WHAT IS NEEDED: Scan the lines below for "infrastructure"; report the number of lines that contain it, and only that.

DATA SHOWN:
|---|

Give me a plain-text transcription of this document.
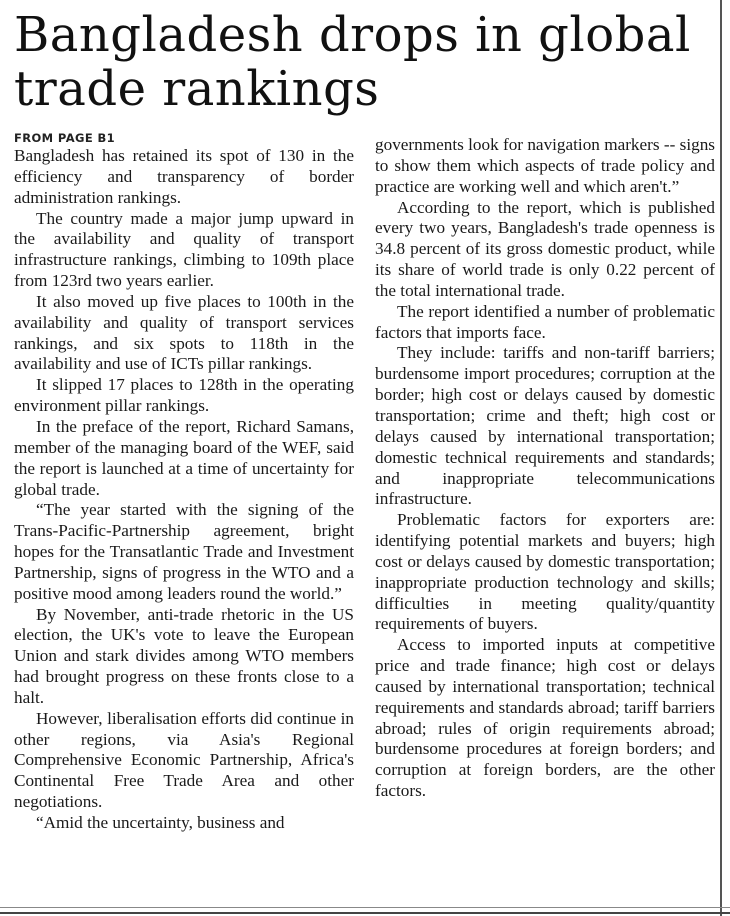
Bangladesh drops in global trade rankings
FROM PAGE B1

Bangladesh has retained its spot of 130 in the efficiency and transparency of border administration rankings.

The country made a major jump upward in the availability and quality of transport infrastructure rankings, climbing to 109th place from 123rd two years earlier.

It also moved up five places to 100th in the availability and quality of transport services rankings, and six spots to 118th in the availability and use of ICTs pillar rankings.

It slipped 17 places to 128th in the operating environment pillar rankings.

In the preface of the report, Richard Samans, member of the managing board of the WEF, said the report is launched at a time of uncertainty for global trade.

“The year started with the signing of the Trans-Pacific-Partnership agreement, bright hopes for the Transatlantic Trade and Investment Partnership, signs of progress in the WTO and a positive mood among leaders round the world.”

By November, anti-trade rhetoric in the US election, the UK's vote to leave the European Union and stark divides among WTO members had brought progress on these fronts close to a halt.

However, liberalisation efforts did continue in other regions, via Asia's Regional Comprehensive Economic Partnership, Africa's Continental Free Trade Area and other negotiations.

“Amid the uncertainty, business and

governments look for navigation markers -- signs to show them which aspects of trade policy and practice are working well and which aren't.”

According to the report, which is published every two years, Bangladesh's trade openness is 34.8 percent of its gross domestic product, while its share of world trade is only 0.22 percent of the total international trade.

The report identified a number of problematic factors that imports face.

They include: tariffs and non-tariff barriers; burdensome import procedures; corruption at the border; high cost or delays caused by domestic transportation; crime and theft; high cost or delays caused by international transportation; domestic technical requirements and standards; and inappropriate telecommunications infrastructure.

Problematic factors for exporters are: identifying potential markets and buyers; high cost or delays caused by domestic transportation; inappropriate production technology and skills; difficulties in meeting quality/quantity requirements of buyers.

Access to imported inputs at competitive price and trade finance; high cost or delays caused by international transportation; technical requirements and standards abroad; tariff barriers abroad; rules of origin requirements abroad; burdensome procedures at foreign borders; and corruption at foreign borders, are the other factors.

|---|

COMPLETE ANSWER: 2